INPUT »
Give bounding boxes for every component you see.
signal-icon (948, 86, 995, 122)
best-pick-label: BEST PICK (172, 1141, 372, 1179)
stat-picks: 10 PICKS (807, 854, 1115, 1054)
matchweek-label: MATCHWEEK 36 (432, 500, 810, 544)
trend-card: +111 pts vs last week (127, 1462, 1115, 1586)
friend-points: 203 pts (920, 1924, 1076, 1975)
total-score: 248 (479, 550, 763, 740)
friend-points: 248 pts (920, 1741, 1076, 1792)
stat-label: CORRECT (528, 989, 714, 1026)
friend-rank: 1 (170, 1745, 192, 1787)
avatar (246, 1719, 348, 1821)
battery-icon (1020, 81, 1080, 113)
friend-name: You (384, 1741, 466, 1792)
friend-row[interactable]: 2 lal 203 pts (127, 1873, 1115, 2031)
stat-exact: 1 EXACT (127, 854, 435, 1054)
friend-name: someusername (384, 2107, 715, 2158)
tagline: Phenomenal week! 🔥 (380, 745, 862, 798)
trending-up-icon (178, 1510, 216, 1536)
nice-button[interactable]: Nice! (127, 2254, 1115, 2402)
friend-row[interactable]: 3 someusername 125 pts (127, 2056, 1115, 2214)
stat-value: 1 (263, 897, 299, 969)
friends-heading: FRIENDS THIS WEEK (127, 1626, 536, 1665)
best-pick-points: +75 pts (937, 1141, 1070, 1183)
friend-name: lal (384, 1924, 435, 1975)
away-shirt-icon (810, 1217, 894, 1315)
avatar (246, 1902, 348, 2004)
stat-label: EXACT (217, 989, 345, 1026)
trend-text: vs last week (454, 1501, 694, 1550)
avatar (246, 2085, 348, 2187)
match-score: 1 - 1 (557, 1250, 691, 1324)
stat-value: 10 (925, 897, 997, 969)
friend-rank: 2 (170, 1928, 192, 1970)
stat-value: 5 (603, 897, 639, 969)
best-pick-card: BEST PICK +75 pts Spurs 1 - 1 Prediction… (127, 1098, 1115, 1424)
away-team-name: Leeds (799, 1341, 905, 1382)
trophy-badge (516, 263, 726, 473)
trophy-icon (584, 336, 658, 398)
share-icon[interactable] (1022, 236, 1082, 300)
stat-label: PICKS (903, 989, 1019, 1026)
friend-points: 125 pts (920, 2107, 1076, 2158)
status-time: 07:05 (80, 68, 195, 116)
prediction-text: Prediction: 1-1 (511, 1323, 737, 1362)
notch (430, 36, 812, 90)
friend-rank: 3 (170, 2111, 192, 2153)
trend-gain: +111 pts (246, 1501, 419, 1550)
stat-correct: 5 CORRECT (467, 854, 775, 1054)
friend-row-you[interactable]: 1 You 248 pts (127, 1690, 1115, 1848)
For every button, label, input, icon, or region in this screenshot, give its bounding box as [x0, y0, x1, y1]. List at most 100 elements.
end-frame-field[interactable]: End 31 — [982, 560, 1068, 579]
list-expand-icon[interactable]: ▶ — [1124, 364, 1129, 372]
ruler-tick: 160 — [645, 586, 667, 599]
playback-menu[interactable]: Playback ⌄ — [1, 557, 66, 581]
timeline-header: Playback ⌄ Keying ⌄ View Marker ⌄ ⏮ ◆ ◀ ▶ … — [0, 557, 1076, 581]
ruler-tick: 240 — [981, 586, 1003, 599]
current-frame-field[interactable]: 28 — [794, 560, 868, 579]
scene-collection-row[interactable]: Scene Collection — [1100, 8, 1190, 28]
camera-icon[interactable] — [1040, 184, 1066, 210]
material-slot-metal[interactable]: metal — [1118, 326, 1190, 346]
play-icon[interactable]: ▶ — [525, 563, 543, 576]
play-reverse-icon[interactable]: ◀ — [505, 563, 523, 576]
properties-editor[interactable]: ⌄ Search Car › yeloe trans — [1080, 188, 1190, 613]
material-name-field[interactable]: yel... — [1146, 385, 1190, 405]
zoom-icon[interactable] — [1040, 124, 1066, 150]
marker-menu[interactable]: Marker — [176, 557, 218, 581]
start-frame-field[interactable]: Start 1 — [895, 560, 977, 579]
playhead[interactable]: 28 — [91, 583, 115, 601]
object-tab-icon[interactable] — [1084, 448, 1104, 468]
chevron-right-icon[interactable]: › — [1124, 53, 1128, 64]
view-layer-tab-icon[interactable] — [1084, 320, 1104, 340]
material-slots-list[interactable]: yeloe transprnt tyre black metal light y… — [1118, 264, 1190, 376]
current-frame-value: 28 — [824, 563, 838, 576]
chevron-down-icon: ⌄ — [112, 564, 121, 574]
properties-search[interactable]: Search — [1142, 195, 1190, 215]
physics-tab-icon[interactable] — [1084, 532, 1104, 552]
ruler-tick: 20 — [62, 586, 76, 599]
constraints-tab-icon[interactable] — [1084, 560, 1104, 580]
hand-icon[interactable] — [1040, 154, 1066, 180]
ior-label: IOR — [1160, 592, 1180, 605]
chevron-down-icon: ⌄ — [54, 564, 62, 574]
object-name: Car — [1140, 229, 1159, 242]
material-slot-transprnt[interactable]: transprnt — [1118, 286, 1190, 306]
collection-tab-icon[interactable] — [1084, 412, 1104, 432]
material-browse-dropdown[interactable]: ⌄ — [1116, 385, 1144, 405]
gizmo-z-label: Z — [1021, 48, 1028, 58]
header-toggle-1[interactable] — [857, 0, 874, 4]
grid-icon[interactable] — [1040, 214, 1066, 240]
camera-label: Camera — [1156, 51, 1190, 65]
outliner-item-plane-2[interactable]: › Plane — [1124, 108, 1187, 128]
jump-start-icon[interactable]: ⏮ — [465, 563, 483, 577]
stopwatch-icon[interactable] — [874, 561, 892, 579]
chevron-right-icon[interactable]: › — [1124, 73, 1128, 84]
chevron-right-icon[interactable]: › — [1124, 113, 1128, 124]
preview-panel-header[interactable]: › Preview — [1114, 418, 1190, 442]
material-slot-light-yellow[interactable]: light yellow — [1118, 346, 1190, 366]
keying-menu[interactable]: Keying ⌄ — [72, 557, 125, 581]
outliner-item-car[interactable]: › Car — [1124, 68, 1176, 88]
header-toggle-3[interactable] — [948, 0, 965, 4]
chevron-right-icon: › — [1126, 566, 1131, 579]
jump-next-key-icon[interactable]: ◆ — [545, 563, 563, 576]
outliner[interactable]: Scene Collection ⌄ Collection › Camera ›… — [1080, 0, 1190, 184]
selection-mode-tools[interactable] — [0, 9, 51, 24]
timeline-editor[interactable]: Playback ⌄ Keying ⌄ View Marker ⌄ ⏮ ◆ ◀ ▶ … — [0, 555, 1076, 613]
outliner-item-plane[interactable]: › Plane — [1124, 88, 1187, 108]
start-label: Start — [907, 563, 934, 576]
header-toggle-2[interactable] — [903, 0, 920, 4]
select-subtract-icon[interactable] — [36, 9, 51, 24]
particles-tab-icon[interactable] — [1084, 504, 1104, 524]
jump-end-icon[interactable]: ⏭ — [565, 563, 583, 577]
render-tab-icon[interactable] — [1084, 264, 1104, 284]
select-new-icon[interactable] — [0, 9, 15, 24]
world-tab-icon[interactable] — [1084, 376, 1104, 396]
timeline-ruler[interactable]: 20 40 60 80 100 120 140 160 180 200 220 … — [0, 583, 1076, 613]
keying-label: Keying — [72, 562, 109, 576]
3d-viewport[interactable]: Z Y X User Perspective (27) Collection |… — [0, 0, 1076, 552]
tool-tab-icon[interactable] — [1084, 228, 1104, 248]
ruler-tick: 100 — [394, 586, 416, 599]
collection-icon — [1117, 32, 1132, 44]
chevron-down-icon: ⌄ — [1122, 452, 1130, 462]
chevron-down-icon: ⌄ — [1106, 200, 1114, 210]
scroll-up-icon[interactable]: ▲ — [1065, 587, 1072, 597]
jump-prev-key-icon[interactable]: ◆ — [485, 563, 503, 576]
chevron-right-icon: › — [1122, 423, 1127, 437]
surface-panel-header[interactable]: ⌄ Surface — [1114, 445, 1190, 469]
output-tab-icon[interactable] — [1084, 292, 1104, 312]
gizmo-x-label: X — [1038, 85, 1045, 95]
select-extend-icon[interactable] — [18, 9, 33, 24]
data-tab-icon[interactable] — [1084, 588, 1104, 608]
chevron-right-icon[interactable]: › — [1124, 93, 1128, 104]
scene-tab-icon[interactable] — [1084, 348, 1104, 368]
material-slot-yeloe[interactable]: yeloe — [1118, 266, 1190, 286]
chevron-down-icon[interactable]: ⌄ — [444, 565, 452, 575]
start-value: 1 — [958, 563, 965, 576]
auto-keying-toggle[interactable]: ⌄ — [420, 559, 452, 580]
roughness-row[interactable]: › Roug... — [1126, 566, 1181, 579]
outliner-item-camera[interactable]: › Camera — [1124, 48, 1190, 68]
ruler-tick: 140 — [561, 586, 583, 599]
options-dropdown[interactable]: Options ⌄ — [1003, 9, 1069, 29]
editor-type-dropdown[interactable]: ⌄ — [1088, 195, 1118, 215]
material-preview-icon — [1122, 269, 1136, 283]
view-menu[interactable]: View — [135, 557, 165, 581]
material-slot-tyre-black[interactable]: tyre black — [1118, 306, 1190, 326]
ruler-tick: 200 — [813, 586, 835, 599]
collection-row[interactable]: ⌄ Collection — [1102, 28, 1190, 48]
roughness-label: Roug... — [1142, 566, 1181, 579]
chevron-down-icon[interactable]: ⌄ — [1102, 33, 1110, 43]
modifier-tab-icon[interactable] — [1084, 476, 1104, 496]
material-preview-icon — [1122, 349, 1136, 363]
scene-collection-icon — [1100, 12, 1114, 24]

DESCRIPTION OF THE TASK »
Copy the data word for word, starting at its first line and ending at the line that contains "status-time: 07:05 (80, 68, 195, 116)". Include both of those lines.

ANSWER »
Give bounding boxes for every component you see.
signal-icon (948, 86, 995, 122)
best-pick-label: BEST PICK (172, 1141, 372, 1179)
stat-picks: 10 PICKS (807, 854, 1115, 1054)
matchweek-label: MATCHWEEK 36 (432, 500, 810, 544)
trend-card: +111 pts vs last week (127, 1462, 1115, 1586)
friend-points: 203 pts (920, 1924, 1076, 1975)
total-score: 248 (479, 550, 763, 740)
friend-points: 248 pts (920, 1741, 1076, 1792)
stat-label: CORRECT (528, 989, 714, 1026)
friend-rank: 1 (170, 1745, 192, 1787)
avatar (246, 1719, 348, 1821)
battery-icon (1020, 81, 1080, 113)
friend-name: You (384, 1741, 466, 1792)
friend-row[interactable]: 2 lal 203 pts (127, 1873, 1115, 2031)
stat-exact: 1 EXACT (127, 854, 435, 1054)
friend-name: someusername (384, 2107, 715, 2158)
tagline: Phenomenal week! 🔥 (380, 745, 862, 798)
trending-up-icon (178, 1510, 216, 1536)
nice-button[interactable]: Nice! (127, 2254, 1115, 2402)
friend-row[interactable]: 3 someusername 125 pts (127, 2056, 1115, 2214)
stat-value: 1 (263, 897, 299, 969)
friends-heading: FRIENDS THIS WEEK (127, 1626, 536, 1665)
best-pick-points: +75 pts (937, 1141, 1070, 1183)
friend-name: lal (384, 1924, 435, 1975)
away-shirt-icon (810, 1217, 894, 1315)
avatar (246, 1902, 348, 2004)
stat-label: EXACT (217, 989, 345, 1026)
trend-text: vs last week (454, 1501, 694, 1550)
avatar (246, 2085, 348, 2187)
match-score: 1 - 1 (557, 1250, 691, 1324)
stat-value: 10 (925, 897, 997, 969)
friend-rank: 2 (170, 1928, 192, 1970)
stat-value: 5 (603, 897, 639, 969)
best-pick-card: BEST PICK +75 pts Spurs 1 - 1 Prediction… (127, 1098, 1115, 1424)
away-team-name: Leeds (799, 1341, 905, 1382)
trophy-badge (516, 263, 726, 473)
trophy-icon (584, 336, 658, 398)
share-icon[interactable] (1022, 236, 1082, 300)
stat-label: PICKS (903, 989, 1019, 1026)
friend-points: 125 pts (920, 2107, 1076, 2158)
status-time: 07:05 (80, 68, 195, 116)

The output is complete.